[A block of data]

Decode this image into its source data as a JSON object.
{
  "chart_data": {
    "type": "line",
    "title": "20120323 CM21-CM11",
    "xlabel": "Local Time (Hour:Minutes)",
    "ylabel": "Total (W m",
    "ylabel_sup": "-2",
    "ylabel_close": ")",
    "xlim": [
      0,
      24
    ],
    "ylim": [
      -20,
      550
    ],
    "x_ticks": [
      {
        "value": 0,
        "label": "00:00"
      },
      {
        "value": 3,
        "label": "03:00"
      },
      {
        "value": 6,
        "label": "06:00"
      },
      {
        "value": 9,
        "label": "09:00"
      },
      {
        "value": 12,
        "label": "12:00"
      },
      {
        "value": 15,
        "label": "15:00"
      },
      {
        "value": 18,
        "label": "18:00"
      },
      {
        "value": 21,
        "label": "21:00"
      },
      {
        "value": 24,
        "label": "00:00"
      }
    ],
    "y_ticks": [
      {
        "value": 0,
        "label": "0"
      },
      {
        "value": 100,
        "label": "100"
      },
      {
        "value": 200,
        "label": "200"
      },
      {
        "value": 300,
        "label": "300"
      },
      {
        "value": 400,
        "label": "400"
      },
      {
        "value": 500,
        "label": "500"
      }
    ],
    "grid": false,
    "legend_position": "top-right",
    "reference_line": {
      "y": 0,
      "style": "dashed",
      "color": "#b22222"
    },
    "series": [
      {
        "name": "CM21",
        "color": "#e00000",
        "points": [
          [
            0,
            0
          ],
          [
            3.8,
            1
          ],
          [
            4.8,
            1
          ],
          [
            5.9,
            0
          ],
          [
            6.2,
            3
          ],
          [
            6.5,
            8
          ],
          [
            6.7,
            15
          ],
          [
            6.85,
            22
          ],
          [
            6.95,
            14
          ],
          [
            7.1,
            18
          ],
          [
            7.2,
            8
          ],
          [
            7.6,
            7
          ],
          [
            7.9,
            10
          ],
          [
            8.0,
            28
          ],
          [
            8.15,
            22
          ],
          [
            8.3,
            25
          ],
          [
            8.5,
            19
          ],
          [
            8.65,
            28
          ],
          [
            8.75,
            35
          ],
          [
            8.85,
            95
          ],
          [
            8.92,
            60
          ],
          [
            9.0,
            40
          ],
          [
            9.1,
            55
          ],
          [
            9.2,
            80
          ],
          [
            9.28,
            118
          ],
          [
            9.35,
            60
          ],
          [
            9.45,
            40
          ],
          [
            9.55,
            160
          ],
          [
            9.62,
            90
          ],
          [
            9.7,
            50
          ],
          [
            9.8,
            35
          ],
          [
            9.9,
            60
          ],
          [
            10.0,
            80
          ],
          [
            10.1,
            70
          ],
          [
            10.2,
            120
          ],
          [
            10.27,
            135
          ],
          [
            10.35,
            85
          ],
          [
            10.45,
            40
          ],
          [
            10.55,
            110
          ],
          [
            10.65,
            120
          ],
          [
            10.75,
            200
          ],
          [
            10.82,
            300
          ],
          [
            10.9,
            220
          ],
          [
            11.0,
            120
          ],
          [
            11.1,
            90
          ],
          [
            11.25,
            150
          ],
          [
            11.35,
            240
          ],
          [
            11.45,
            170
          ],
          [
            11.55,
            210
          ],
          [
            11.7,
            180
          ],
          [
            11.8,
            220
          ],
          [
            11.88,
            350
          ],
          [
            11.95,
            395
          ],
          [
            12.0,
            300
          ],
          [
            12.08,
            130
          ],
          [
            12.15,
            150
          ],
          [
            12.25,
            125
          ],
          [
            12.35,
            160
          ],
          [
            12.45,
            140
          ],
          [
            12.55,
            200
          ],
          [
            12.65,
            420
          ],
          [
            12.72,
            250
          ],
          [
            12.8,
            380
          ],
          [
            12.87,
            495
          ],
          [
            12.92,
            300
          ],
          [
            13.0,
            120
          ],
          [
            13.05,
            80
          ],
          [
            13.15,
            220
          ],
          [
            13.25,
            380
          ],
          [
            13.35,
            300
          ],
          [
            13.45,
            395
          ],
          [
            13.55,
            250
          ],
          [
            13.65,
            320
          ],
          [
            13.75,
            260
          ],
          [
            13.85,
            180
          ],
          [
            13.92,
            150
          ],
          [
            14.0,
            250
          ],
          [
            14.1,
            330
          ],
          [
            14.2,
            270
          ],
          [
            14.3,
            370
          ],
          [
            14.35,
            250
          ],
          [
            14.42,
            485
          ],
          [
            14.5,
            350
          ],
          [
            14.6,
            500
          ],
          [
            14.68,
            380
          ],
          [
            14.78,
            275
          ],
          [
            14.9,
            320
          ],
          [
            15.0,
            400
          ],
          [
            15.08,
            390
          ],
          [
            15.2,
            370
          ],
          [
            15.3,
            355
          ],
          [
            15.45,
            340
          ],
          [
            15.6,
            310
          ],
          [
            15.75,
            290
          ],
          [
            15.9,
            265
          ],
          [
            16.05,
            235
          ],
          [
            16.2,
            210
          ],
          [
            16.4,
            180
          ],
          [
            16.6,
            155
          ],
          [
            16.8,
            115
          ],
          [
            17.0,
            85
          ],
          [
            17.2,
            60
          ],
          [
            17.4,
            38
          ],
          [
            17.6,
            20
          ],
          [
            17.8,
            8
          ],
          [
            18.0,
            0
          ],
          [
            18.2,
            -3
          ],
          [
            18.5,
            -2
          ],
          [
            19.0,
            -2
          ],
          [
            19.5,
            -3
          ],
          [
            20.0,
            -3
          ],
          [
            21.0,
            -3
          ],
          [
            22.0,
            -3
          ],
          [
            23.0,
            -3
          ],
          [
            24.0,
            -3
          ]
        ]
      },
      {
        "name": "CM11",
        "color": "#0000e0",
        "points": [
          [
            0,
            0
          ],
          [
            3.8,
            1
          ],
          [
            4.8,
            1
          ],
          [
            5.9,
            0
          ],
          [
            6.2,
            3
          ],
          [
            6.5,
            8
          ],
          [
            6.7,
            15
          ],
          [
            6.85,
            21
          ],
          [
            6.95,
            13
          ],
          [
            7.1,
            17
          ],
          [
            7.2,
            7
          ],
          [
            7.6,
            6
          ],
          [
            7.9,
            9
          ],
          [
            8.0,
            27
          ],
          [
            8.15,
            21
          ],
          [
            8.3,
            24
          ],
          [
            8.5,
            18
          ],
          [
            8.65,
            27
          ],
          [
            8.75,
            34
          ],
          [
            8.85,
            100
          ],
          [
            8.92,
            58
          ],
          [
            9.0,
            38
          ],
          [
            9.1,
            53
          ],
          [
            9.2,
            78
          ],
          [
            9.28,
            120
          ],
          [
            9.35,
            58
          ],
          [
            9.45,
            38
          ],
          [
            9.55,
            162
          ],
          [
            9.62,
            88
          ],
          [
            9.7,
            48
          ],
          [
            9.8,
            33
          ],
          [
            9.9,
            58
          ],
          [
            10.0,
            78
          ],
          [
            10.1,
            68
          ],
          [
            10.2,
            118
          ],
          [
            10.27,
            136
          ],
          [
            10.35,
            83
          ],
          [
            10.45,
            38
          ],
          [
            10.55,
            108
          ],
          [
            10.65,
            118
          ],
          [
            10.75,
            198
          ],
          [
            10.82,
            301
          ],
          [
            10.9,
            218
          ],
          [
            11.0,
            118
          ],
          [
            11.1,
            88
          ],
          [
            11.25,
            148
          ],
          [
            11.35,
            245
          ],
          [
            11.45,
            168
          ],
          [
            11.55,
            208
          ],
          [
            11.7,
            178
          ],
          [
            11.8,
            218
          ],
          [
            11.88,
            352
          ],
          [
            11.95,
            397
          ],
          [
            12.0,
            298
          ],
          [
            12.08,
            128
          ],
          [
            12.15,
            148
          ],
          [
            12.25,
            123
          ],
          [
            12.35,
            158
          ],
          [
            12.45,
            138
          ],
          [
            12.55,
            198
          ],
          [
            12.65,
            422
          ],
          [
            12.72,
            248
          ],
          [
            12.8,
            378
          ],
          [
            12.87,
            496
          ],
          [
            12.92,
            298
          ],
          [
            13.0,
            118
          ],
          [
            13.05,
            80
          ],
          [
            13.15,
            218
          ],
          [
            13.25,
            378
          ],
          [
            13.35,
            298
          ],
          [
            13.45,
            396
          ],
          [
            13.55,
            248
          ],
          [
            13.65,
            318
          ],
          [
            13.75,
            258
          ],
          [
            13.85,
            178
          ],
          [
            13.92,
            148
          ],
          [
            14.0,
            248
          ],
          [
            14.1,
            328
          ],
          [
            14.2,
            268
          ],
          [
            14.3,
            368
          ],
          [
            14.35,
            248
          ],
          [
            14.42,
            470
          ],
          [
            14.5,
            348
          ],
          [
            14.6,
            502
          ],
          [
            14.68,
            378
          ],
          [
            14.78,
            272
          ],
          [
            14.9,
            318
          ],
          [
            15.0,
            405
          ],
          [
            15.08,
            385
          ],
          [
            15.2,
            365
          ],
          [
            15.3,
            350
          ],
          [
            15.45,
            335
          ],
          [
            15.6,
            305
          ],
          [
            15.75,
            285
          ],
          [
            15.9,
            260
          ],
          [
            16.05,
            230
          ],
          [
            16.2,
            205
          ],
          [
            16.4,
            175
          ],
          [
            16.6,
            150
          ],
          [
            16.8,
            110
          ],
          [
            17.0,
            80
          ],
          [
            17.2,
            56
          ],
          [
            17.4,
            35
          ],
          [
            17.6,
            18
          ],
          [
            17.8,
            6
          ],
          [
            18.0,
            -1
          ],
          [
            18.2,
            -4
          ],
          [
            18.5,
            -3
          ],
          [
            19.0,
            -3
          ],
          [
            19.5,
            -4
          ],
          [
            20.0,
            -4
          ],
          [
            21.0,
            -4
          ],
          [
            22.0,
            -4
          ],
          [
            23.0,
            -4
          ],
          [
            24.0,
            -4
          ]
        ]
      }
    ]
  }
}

What to produce ▸ Show all lines in the entries above where the word "color" appears.

Correct response ▸
      "color": "#b22222"
        "color": "#e00000",
        "color": "#0000e0",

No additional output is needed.